THE EXERCISE: From the listing below, work out how many lines contain "values". Reply with that number only.

■ ■ ■ ■ ■ ■ ■

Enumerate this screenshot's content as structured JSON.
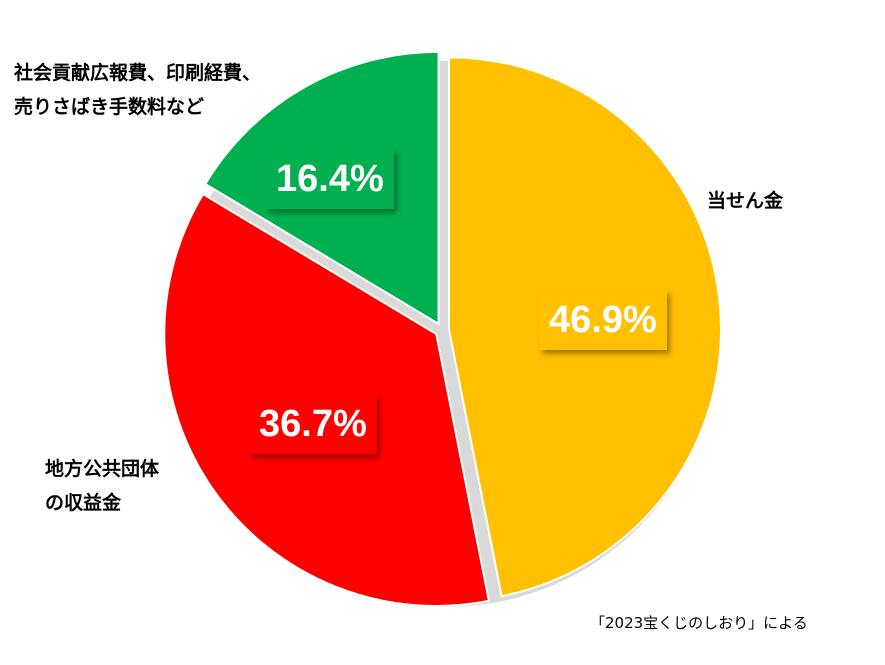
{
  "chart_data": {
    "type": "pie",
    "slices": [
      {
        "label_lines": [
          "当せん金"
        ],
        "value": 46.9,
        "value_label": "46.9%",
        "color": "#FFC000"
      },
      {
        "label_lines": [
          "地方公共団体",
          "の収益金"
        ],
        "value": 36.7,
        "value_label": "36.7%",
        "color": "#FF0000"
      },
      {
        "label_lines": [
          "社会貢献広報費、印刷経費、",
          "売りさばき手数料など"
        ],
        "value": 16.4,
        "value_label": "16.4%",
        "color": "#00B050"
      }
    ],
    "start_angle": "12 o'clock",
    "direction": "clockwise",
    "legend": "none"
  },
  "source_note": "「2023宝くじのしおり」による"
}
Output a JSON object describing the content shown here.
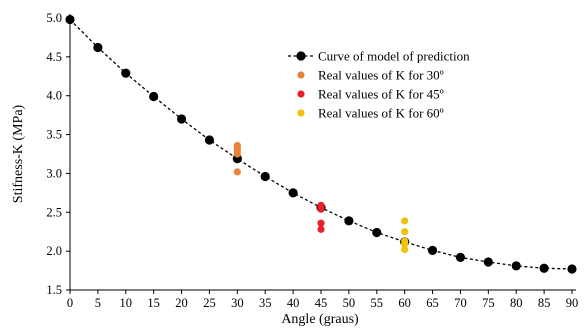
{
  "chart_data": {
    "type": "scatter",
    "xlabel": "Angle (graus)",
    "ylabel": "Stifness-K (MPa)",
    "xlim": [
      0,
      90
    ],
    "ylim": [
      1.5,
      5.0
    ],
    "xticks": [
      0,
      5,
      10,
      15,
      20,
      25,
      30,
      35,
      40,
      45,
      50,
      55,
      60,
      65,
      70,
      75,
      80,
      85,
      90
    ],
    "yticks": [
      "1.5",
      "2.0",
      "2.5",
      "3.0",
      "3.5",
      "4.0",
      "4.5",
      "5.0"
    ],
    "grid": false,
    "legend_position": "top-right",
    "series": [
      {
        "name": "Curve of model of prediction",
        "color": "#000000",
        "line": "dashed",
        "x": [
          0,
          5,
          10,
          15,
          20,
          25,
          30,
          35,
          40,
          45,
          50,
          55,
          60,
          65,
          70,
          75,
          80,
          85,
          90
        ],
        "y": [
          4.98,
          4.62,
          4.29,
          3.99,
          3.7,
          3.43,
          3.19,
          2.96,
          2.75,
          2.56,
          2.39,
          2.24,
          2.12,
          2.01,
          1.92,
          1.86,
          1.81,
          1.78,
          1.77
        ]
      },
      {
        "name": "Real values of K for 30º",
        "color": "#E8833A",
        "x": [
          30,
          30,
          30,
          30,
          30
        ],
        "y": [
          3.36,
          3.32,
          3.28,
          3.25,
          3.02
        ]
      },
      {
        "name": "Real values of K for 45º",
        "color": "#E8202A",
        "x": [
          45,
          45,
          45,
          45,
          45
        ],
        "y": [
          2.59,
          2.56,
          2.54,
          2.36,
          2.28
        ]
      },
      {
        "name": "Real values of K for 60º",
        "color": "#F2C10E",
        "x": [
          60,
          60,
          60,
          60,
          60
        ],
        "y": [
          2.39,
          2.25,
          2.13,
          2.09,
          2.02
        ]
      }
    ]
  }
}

■ ■ ■ ■ ■ ■ ■

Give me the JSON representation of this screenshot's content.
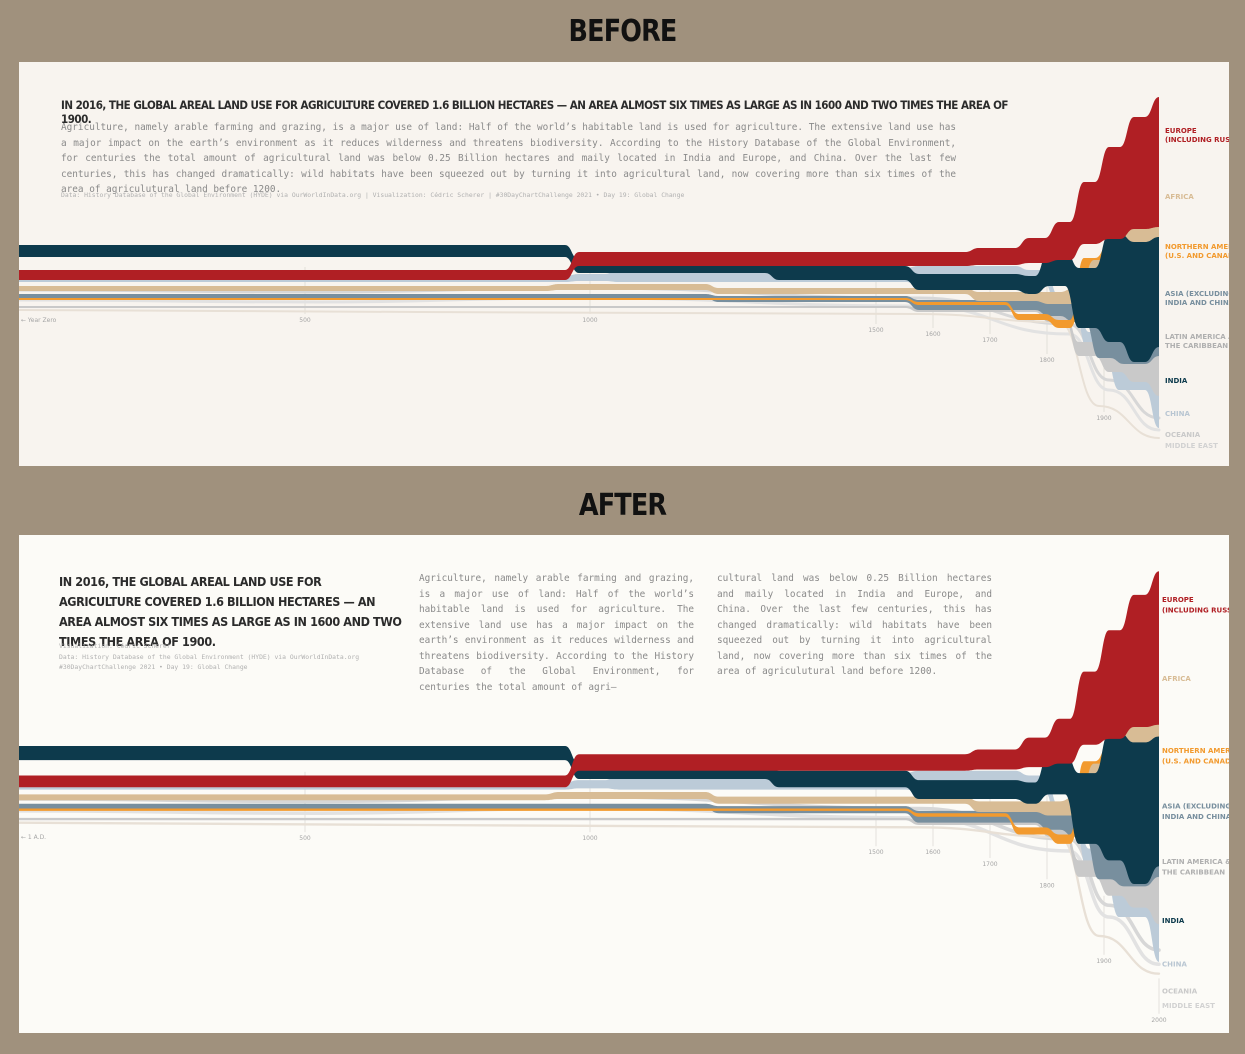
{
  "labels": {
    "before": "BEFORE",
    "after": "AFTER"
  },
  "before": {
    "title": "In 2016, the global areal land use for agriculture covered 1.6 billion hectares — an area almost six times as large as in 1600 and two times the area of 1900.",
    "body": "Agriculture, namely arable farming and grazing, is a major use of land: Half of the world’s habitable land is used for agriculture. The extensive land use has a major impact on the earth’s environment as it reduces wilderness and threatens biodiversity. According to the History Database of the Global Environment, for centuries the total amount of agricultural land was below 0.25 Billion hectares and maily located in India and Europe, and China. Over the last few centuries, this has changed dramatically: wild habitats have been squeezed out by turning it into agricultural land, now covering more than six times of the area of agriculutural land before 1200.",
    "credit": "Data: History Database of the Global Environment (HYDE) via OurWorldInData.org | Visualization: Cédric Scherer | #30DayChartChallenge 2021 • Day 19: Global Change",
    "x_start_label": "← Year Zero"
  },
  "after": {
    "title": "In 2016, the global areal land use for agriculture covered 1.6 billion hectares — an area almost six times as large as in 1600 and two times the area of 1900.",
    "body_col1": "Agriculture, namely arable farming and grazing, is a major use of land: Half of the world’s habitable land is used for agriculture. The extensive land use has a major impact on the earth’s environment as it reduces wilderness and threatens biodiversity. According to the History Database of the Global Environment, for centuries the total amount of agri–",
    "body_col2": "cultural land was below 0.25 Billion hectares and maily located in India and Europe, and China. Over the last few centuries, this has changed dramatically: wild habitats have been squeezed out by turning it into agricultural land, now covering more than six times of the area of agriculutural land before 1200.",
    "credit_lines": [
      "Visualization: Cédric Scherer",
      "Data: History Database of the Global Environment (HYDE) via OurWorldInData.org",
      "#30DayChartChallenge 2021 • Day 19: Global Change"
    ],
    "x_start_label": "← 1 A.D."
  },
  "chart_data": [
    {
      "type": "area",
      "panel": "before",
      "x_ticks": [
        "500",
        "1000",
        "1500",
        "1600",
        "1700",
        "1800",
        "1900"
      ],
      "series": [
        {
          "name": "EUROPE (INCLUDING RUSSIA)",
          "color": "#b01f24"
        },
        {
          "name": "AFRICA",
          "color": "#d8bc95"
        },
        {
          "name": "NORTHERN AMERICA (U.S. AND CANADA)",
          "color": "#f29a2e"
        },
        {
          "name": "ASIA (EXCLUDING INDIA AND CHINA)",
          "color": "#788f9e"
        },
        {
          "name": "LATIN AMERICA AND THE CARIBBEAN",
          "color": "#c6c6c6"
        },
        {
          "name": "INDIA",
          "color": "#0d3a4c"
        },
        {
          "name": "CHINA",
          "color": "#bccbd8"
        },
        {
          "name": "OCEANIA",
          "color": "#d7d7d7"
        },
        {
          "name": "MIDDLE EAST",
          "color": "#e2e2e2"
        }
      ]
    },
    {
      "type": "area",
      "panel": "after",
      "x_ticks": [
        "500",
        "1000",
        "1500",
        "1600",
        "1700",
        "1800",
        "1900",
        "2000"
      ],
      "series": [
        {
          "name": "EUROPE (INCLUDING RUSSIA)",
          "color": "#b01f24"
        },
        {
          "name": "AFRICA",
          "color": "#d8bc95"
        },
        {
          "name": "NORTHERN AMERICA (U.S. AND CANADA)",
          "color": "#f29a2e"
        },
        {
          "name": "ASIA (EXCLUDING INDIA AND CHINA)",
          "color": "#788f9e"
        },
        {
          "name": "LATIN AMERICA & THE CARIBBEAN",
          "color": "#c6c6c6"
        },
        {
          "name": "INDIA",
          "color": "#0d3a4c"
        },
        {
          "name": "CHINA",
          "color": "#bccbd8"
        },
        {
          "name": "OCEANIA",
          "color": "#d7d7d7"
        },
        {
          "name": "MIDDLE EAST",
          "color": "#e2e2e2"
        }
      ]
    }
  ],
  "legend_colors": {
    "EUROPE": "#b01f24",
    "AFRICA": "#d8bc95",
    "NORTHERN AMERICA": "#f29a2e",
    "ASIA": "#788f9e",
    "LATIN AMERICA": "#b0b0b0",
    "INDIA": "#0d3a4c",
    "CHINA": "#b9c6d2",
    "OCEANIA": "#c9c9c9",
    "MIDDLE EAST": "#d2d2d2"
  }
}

■ ■ ■ ■ ■ ■ ■

EXERCISE OUTPUT: 3